DATA PROVIDED |
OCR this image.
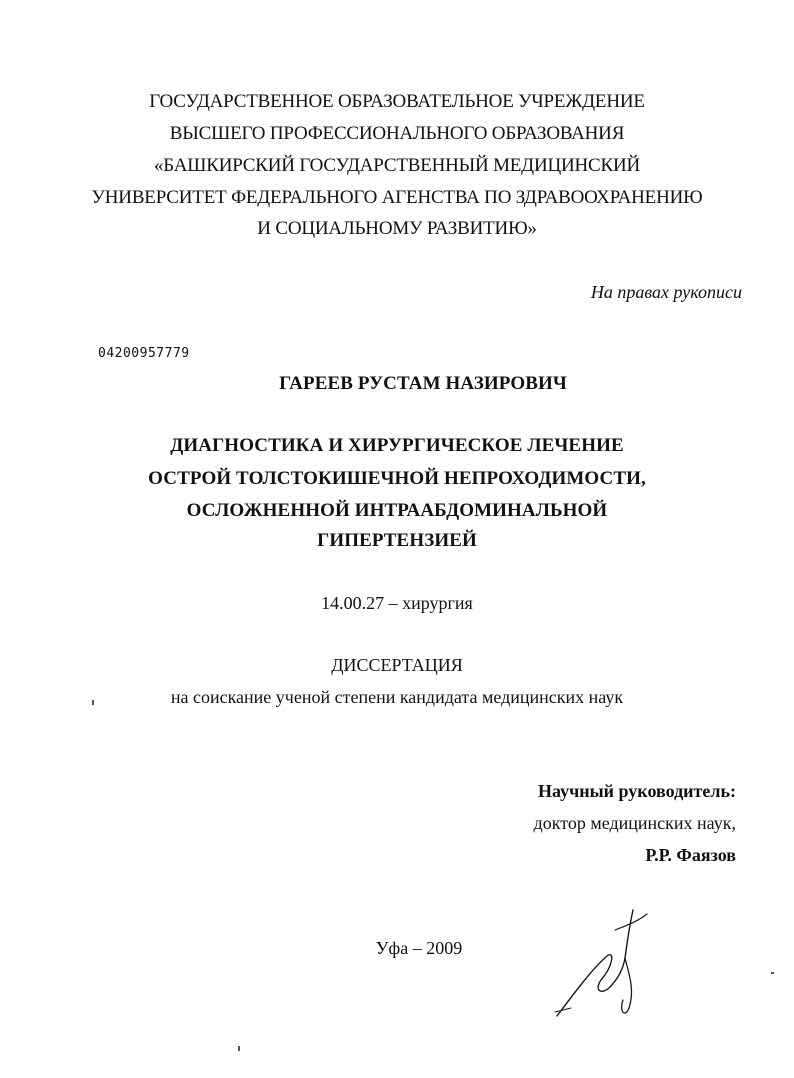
ГОСУДАРСТВЕННОЕ ОБРАЗОВАТЕЛЬНОЕ УЧРЕЖДЕНИЕ
ВЫСШЕГО ПРОФЕССИОНАЛЬНОГО ОБРАЗОВАНИЯ
«БАШКИРСКИЙ ГОСУДАРСТВЕННЫЙ МЕДИЦИНСКИЙ
УНИВЕРСИТЕТ ФЕДЕРАЛЬНОГО АГЕНСТВА ПО ЗДРАВООХРАНЕНИЮ
И СОЦИАЛЬНОМУ РАЗВИТИЮ»
На правах рукописи
04200957779
ГАРЕЕВ РУСТАМ НАЗИРОВИЧ
ДИАГНОСТИКА И ХИРУРГИЧЕСКОЕ ЛЕЧЕНИЕ
ОСТРОЙ ТОЛСТОКИШЕЧНОЙ НЕПРОХОДИМОСТИ,
ОСЛОЖНЕННОЙ ИНТРААБДОМИНАЛЬНОЙ
ГИПЕРТЕНЗИЕЙ
14.00.27 – хирургия
ДИССЕРТАЦИЯ
на соискание ученой степени кандидата медицинских наук
Научный руководитель:
доктор медицинских наук,
Р.Р. Фаязов
Уфа – 2009
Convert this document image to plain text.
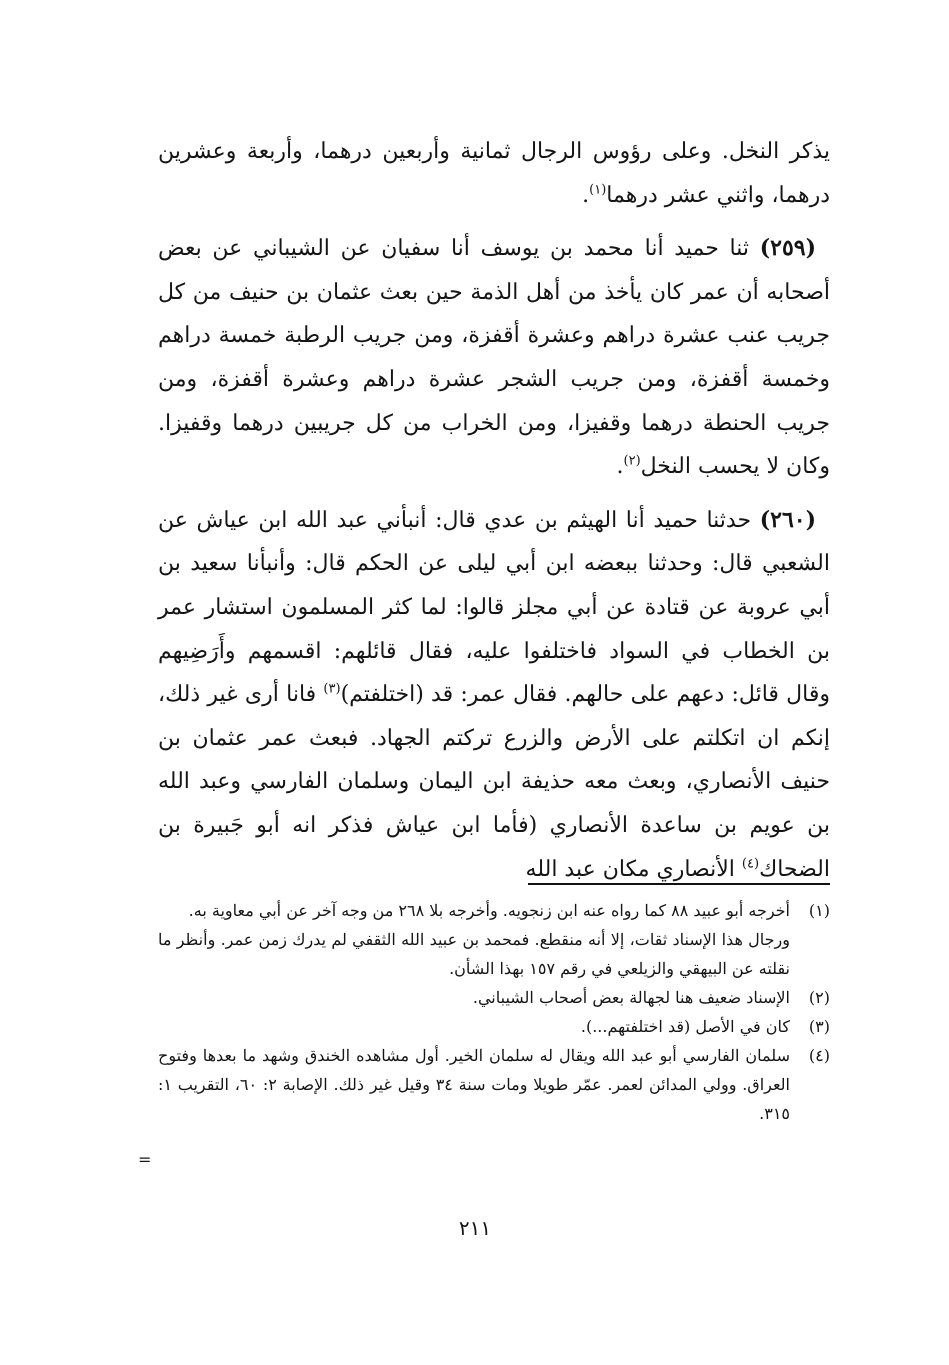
يذكر النخل. وعلى رؤوس الرجال ثمانية وأربعين درهما، وأربعة وعشرين درهما، واثني عشر درهما$^{(١)}$.

(٢٥٩) ثنا حميد أنا محمد بن يوسف أنا سفيان عن الشيباني عن بعض أصحابه أن عمر كان يأخذ من أهل الذمة حين بعث عثمان بن حنيف من كل جريب عنب عشرة دراهم وعشرة أقفزة، ومن جريب الرطبة خمسة دراهم وخمسة أقفزة، ومن جريب الشجر عشرة دراهم وعشرة أقفزة، ومن جريب الحنطة درهما وقفيزا، ومن الخراب من كل جريبين درهما وقفيزا. وكان لا يحسب النخل$^{(٢)}$.

(٢٦٠) حدثنا حميد أنا الهيثم بن عدي قال: أنبأني عبد الله ابن عياش عن الشعبي قال: وحدثنا ببعضه ابن أبي ليلى عن الحكم قال: وأنبأنا سعيد بن أبي عروبة عن قتادة عن أبي مجلز قالوا: لما كثر المسلمون استشار عمر بن الخطاب في السواد فاختلفوا عليه، فقال قائلهم: اقسمهم وأَرَضِيهم وقال قائل: دعهم على حالهم. فقال عمر: قد (اختلفتم)$^{(٣)}$ فانا أرى غير ذلك، إنكم ان اتكلتم على الأرض والزرع تركتم الجهاد. فبعث عمر عثمان بن حنيف الأنصاري، وبعث معه حذيفة ابن اليمان وسلمان الفارسي وعبد الله بن عويم بن ساعدة الأنصاري (فأما ابن عياش فذكر انه أبو جَبيرة بن الضحاك$^{(٤)}$ الأنصاري مكان عبد الله

(١)

أخرجه أبو عبيد ٨٨ كما رواه عنه ابن زنجويه. وأخرجه بلا ٢٦٨ من وجه آخر عن أبي معاوية به.

ورجال هذا الإسناد ثقات، إلا أنه منقطع. فمحمد بن عبيد الله الثقفي لم يدرك زمن عمر. وأنظر ما نقلته عن البيهقي والزيلعي في رقم ١٥٧ بهذا الشأن.

(٢)

الإسناد ضعيف هنا لجهالة بعض أصحاب الشيباني.

(٣)

كان في الأصل (قد اختلفتهم...).

(٤)

سلمان الفارسي أبو عبد الله ويقال له سلمان الخير. أول مشاهده الخندق وشهد ما بعدها وفتوح العراق. وولي المدائن لعمر. عمّر طويلا ومات سنة ٣٤ وقيل غير ذلك. الإصابة ٢: ٦٠، التقريب ١: ٣١٥.

=
٢١١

TASK DIRECTIONS |
Show the lines from the data above that contain the string "حميد".

RESPONSE TO THIS EXERCISE |
(٢٥٩) ثنا حميد أنا محمد بن يوسف أنا سفيان عن الشيباني عن بعض أصحابه أن عمر كان يأخذ من أهل الذمة حين بعث عثمان بن حنيف من كل جريب عنب عشرة دراهم وعشرة أقفزة، ومن جريب الرطبة خمسة دراهم وخمسة أقفزة، ومن جريب الشجر عشرة دراهم وعشرة أقفزة، ومن جريب الحنطة درهما وقفيزا، ومن الخراب من كل جريبين درهما وقفيزا. وكان لا يحسب النخل$^{(٢)}$.
(٢٦٠) حدثنا حميد أنا الهيثم بن عدي قال: أنبأني عبد الله ابن عياش عن الشعبي قال: وحدثنا ببعضه ابن أبي ليلى عن الحكم قال: وأنبأنا سعيد بن أبي عروبة عن قتادة عن أبي مجلز قالوا: لما كثر المسلمون استشار عمر بن الخطاب في السواد فاختلفوا عليه، فقال قائلهم: اقسمهم وأَرَضِيهم وقال قائل: دعهم على حالهم. فقال عمر: قد (اختلفتم)$^{(٣)}$ فانا أرى غير ذلك، إنكم ان اتكلتم على الأرض والزرع تركتم الجهاد. فبعث عمر عثمان بن حنيف الأنصاري، وبعث معه حذيفة ابن اليمان وسلمان الفارسي وعبد الله بن عويم بن ساعدة الأنصاري (فأما ابن عياش فذكر انه أبو جَبيرة بن الضحاك$^{(٤)}$ الأنصاري مكان عبد الله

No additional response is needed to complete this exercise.